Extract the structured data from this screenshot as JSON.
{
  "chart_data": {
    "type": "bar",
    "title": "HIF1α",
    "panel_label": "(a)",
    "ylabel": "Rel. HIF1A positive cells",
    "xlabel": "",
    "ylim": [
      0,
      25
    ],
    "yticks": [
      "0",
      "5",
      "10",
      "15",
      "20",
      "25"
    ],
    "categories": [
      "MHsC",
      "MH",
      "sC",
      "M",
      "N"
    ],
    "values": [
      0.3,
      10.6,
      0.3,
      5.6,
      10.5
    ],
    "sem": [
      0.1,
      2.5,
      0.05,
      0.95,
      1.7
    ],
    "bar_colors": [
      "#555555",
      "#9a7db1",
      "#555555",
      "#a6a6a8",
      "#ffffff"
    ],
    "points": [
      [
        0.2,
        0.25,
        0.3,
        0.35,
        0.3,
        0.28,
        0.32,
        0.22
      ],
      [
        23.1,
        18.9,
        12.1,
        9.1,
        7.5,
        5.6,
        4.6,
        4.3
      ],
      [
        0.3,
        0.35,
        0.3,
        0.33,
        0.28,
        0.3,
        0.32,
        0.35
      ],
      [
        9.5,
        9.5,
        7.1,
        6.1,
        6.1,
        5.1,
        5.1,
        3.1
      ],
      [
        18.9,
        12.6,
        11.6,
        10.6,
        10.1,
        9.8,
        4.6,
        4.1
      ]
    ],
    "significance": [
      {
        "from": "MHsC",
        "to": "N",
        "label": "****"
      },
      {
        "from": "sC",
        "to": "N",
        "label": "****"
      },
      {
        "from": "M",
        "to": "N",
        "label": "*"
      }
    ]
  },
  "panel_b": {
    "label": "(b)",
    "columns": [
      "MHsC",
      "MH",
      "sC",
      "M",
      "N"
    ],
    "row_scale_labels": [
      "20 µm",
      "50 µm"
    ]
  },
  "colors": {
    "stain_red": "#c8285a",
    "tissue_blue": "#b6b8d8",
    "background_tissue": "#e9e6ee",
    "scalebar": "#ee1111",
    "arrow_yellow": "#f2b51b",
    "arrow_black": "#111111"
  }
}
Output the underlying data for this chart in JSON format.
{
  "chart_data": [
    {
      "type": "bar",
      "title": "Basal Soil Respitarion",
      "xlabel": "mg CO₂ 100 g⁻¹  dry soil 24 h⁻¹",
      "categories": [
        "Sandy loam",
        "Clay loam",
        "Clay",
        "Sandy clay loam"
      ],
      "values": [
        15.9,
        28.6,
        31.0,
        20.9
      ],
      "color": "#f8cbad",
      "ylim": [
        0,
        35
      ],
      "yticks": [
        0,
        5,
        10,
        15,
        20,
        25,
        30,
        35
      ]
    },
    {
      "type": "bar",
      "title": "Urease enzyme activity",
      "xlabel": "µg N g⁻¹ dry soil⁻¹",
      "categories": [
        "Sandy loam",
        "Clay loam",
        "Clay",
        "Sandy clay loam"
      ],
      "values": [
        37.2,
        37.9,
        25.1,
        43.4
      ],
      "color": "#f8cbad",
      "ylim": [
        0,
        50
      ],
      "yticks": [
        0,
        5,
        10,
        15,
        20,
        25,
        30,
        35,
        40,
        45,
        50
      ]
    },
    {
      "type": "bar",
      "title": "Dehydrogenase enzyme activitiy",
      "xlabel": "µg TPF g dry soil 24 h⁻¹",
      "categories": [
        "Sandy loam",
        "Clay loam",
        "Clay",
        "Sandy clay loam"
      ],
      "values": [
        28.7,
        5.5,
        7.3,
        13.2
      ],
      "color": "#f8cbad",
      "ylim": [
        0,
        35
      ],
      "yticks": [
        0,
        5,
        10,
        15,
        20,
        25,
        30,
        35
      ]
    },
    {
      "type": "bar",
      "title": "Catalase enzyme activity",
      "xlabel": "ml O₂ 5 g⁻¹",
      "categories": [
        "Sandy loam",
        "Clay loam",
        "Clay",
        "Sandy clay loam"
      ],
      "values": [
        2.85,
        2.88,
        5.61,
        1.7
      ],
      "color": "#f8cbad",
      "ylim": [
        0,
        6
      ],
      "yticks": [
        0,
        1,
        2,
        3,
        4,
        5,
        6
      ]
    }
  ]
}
_____
» **Exercise brief**: Lines from the entries that contain the string "enzyme" are what must be copied.

» **Solved exercise**:
      "title": "Urease enzyme activity",
      "title": "Dehydrogenase enzyme activitiy",
      "title": "Catalase enzyme activity",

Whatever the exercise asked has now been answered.